■ To be done
Repeat each entry word for word. Leave any images out of the copy.

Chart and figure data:
◇ ◇ ◇ ◇ ◇
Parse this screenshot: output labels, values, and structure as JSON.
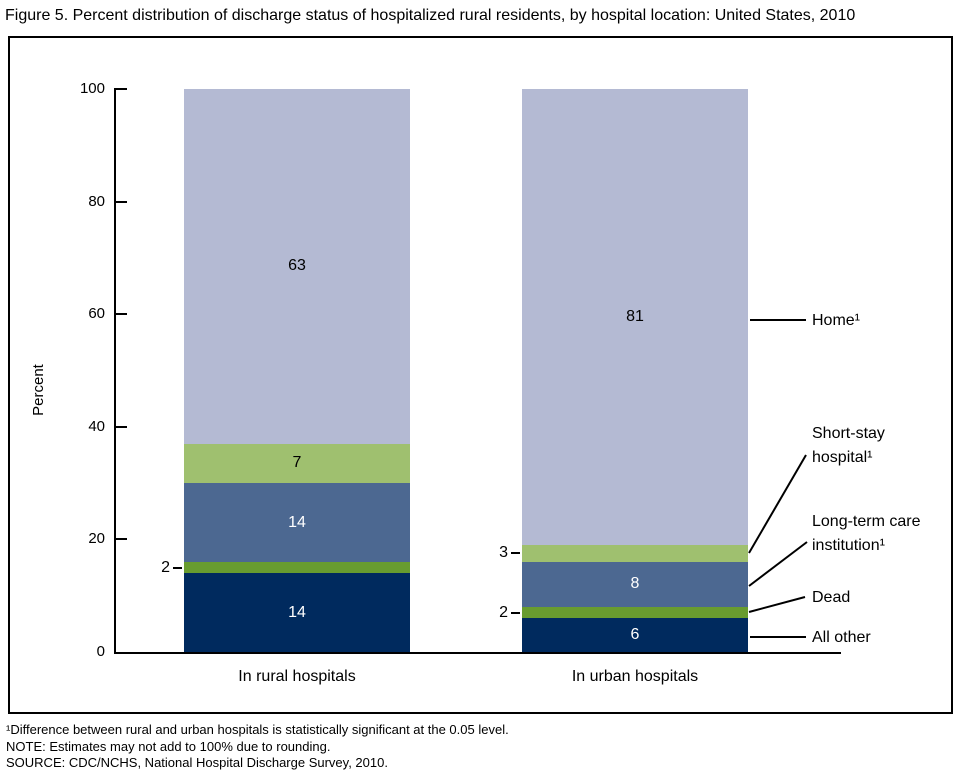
{
  "figure": {
    "title": "Figure 5. Percent distribution of discharge status of hospitalized rural residents, by hospital location: United States, 2010",
    "footnotes": [
      "¹Difference between rural and urban hospitals is statistically significant at the 0.05 level.",
      "NOTE: Estimates may not add to 100% due to rounding.",
      "SOURCE: CDC/NCHS, National Hospital Discharge Survey, 2010."
    ]
  },
  "chart_data": {
    "type": "bar",
    "stacked": true,
    "title": "Figure 5. Percent distribution of discharge status of hospitalized rural residents, by hospital location: United States, 2010",
    "xlabel": "",
    "ylabel": "Percent",
    "ylim": [
      0,
      100
    ],
    "yticks": [
      0,
      20,
      40,
      60,
      80,
      100
    ],
    "grid": false,
    "legend_position": "right-annotations",
    "categories": [
      "In rural hospitals",
      "In urban hospitals"
    ],
    "series": [
      {
        "name": "All other",
        "color": "#002a5e",
        "label_color": "#ffffff",
        "values": [
          14,
          6
        ]
      },
      {
        "name": "Dead",
        "color": "#689c2f",
        "label_color": "#ffffff",
        "values": [
          2,
          2
        ]
      },
      {
        "name": "Long-term care institution¹",
        "color": "#4c6891",
        "label_color": "#ffffff",
        "values": [
          14,
          8
        ]
      },
      {
        "name": "Short-stay hospital¹",
        "color": "#9fc06f",
        "label_color": "#000000",
        "values": [
          7,
          3
        ]
      },
      {
        "name": "Home¹",
        "color": "#b4bad3",
        "label_color": "#000000",
        "values": [
          63,
          81
        ]
      }
    ]
  }
}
◇ ◇ ◇ ◇ ◇
■ Solution to this task
Parse this screenshot: output labels, values, and structure as JSON.
{
  "figure": {
    "title": "Figure 5. Percent distribution of discharge status of hospitalized rural residents, by hospital location: United States, 2010",
    "footnotes": [
      "¹Difference between rural and urban hospitals is statistically significant at the 0.05 level.",
      "NOTE: Estimates may not add to 100% due to rounding.",
      "SOURCE: CDC/NCHS, National Hospital Discharge Survey, 2010."
    ]
  },
  "chart_data": {
    "type": "bar",
    "stacked": true,
    "title": "Figure 5. Percent distribution of discharge status of hospitalized rural residents, by hospital location: United States, 2010",
    "xlabel": "",
    "ylabel": "Percent",
    "ylim": [
      0,
      100
    ],
    "yticks": [
      0,
      20,
      40,
      60,
      80,
      100
    ],
    "grid": false,
    "legend_position": "right-annotations",
    "categories": [
      "In rural hospitals",
      "In urban hospitals"
    ],
    "series": [
      {
        "name": "All other",
        "color": "#002a5e",
        "label_color": "#ffffff",
        "values": [
          14,
          6
        ]
      },
      {
        "name": "Dead",
        "color": "#689c2f",
        "label_color": "#ffffff",
        "values": [
          2,
          2
        ]
      },
      {
        "name": "Long-term care institution¹",
        "color": "#4c6891",
        "label_color": "#ffffff",
        "values": [
          14,
          8
        ]
      },
      {
        "name": "Short-stay hospital¹",
        "color": "#9fc06f",
        "label_color": "#000000",
        "values": [
          7,
          3
        ]
      },
      {
        "name": "Home¹",
        "color": "#b4bad3",
        "label_color": "#000000",
        "values": [
          63,
          81
        ]
      }
    ]
  }
}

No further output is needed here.